**What you will do**
Collect each line of the entries that holds the string "коррупции".

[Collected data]
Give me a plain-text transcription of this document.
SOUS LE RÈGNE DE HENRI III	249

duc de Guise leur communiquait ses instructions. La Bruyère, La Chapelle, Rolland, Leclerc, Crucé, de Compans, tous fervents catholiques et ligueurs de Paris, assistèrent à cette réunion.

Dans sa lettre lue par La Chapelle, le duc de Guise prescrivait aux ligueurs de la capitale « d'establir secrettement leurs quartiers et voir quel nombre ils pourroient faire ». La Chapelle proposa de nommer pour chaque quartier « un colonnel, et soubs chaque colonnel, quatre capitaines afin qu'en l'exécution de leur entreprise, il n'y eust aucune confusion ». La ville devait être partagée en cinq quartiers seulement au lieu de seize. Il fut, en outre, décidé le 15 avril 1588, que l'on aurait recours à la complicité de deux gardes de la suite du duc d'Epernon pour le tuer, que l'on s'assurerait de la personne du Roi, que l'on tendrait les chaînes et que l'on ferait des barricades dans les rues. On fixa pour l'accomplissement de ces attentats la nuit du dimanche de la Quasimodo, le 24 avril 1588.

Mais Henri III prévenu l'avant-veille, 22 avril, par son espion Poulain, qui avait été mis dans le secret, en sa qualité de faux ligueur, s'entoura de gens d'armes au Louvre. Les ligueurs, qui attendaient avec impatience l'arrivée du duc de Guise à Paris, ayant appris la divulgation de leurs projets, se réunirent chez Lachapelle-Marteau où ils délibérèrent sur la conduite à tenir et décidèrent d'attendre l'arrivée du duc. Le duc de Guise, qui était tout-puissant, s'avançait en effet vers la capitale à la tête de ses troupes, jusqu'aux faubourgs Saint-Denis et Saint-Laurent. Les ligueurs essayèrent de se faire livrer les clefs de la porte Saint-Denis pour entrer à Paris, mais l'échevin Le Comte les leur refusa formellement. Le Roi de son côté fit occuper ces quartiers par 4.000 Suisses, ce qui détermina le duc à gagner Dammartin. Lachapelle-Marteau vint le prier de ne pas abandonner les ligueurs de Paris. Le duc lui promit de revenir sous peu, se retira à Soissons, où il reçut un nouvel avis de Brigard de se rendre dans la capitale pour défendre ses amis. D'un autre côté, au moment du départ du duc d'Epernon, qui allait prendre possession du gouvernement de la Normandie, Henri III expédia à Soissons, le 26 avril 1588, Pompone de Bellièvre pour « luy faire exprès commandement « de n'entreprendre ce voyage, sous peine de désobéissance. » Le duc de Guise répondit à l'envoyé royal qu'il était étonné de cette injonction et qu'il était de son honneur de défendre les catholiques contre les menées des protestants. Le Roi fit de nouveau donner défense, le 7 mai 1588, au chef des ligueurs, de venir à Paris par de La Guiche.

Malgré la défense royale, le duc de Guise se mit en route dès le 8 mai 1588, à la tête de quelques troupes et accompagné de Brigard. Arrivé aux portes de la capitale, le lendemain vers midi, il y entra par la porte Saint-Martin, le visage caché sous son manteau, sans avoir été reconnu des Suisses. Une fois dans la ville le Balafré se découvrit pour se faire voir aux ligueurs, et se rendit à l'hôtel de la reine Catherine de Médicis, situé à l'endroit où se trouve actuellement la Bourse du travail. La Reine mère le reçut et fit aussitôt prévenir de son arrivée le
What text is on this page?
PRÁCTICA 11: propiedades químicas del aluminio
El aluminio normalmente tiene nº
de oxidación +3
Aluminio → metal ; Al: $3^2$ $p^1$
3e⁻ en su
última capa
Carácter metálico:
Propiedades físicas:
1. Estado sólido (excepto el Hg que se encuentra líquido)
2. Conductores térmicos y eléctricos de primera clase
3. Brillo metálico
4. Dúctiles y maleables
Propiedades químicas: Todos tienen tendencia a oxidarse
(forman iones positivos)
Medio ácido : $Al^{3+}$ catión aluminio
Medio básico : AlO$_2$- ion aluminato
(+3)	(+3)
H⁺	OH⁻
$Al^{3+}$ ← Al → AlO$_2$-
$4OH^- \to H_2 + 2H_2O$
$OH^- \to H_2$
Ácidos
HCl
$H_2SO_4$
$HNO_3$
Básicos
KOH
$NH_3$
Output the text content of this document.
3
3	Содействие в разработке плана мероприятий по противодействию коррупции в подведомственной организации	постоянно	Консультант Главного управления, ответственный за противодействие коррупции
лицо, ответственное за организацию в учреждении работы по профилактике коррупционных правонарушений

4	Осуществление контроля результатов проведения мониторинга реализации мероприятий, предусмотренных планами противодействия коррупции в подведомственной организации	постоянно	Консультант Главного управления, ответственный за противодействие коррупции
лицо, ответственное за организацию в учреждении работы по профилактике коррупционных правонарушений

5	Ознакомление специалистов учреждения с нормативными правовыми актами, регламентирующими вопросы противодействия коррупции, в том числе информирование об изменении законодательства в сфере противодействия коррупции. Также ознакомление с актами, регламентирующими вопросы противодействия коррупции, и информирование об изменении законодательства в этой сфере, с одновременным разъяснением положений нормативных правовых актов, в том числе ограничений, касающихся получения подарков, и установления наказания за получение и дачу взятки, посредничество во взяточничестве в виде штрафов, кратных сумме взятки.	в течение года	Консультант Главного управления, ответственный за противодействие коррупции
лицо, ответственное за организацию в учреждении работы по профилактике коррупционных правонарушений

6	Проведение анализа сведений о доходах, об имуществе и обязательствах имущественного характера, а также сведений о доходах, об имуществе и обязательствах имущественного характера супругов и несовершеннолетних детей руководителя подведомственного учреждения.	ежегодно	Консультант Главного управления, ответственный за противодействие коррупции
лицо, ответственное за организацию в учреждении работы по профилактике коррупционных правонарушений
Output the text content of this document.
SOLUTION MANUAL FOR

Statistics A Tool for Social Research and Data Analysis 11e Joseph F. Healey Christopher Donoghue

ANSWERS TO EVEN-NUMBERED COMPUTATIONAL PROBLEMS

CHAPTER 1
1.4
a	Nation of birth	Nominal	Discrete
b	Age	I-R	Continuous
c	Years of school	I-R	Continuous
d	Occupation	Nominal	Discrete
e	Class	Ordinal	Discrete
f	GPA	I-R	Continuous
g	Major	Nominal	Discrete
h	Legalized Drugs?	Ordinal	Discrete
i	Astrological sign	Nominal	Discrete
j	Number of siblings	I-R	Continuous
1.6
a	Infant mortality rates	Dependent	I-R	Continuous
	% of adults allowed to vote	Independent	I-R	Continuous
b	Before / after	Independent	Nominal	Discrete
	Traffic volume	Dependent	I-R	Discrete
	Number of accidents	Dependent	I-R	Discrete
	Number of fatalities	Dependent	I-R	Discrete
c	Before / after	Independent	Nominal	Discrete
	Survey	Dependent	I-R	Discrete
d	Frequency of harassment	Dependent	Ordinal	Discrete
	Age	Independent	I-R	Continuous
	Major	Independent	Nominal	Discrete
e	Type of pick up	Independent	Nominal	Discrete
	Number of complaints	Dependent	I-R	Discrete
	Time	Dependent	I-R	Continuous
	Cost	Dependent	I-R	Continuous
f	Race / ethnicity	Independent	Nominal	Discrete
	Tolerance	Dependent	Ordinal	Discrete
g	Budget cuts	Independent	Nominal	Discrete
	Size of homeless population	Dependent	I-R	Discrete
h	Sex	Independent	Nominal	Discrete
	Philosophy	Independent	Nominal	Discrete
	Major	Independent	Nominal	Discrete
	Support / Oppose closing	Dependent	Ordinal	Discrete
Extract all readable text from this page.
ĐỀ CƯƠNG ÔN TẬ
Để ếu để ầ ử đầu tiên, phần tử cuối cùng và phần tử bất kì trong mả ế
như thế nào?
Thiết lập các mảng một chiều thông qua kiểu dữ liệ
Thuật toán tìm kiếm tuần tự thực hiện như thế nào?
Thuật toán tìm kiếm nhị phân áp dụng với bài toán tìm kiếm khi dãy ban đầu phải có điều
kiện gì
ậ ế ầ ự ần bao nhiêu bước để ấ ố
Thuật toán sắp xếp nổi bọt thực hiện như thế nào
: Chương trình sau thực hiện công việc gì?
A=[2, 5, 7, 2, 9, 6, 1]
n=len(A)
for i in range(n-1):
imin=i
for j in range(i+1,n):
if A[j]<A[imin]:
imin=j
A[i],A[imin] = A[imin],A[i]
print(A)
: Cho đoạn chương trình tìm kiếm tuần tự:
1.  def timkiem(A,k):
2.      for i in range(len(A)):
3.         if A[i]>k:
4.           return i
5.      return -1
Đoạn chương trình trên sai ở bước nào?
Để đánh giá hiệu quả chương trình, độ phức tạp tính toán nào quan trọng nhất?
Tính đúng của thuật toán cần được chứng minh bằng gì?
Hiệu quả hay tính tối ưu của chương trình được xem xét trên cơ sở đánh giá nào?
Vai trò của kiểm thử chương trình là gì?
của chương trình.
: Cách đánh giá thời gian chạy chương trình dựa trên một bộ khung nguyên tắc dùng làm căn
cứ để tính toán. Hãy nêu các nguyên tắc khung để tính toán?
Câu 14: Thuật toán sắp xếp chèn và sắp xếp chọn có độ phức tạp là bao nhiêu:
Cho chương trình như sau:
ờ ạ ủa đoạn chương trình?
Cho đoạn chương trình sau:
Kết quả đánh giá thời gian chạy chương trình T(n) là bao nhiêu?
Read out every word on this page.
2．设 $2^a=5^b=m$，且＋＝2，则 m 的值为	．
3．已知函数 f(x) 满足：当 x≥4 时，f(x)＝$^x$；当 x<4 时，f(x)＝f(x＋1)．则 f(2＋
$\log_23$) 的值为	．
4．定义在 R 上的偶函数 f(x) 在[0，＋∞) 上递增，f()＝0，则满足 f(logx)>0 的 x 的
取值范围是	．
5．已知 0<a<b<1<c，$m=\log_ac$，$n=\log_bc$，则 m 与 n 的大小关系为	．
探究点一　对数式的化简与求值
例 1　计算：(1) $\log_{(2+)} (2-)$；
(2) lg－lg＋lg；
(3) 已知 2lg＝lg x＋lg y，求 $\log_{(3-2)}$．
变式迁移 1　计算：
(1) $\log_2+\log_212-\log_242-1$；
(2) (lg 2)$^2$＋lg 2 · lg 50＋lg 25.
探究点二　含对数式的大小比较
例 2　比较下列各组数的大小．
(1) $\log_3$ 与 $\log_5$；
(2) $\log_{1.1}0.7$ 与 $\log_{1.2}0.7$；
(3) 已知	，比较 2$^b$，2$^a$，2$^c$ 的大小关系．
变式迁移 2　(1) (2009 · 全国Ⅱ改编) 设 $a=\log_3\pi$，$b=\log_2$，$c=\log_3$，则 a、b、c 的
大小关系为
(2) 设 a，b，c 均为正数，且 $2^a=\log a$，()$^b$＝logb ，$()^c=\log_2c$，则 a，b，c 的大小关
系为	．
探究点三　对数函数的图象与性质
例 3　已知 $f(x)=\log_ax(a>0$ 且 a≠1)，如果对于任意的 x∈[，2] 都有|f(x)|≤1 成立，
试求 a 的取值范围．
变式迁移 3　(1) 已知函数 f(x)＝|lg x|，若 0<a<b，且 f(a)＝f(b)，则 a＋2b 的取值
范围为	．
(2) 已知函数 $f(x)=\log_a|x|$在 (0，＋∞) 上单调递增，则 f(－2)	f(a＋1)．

**Solution**
3	Содействие в разработке плана мероприятий по противодействию коррупции в подведомственной организации	постоянно	Консультант Главного управления, ответственный за противодействие коррупции
4	Осуществление контроля результатов проведения мониторинга реализации мероприятий, предусмотренных планами противодействия коррупции в подведомственной организации	постоянно	Консультант Главного управления, ответственный за противодействие коррупции
5	Ознакомление специалистов учреждения с нормативными правовыми актами, регламентирующими вопросы противодействия коррупции, в том числе информирование об изменении законодательства в сфере противодействия коррупции. Также ознакомление с актами, регламентирующими вопросы противодействия коррупции, и информирование об изменении законодательства в этой сфере, с одновременным разъяснением положений нормативных правовых актов, в том числе ограничений, касающихся получения подарков, и установления наказания за получение и дачу взятки, посредничество во взяточничестве в виде штрафов, кратных сумме взятки.	в течение года	Консультант Главного управления, ответственный за противодействие коррупции
6	Проведение анализа сведений о доходах, об имуществе и обязательствах имущественного характера, а также сведений о доходах, об имуществе и обязательствах имущественного характера супругов и несовершеннолетних детей руководителя подведомственного учреждения.	ежегодно	Консультант Главного управления, ответственный за противодействие коррупции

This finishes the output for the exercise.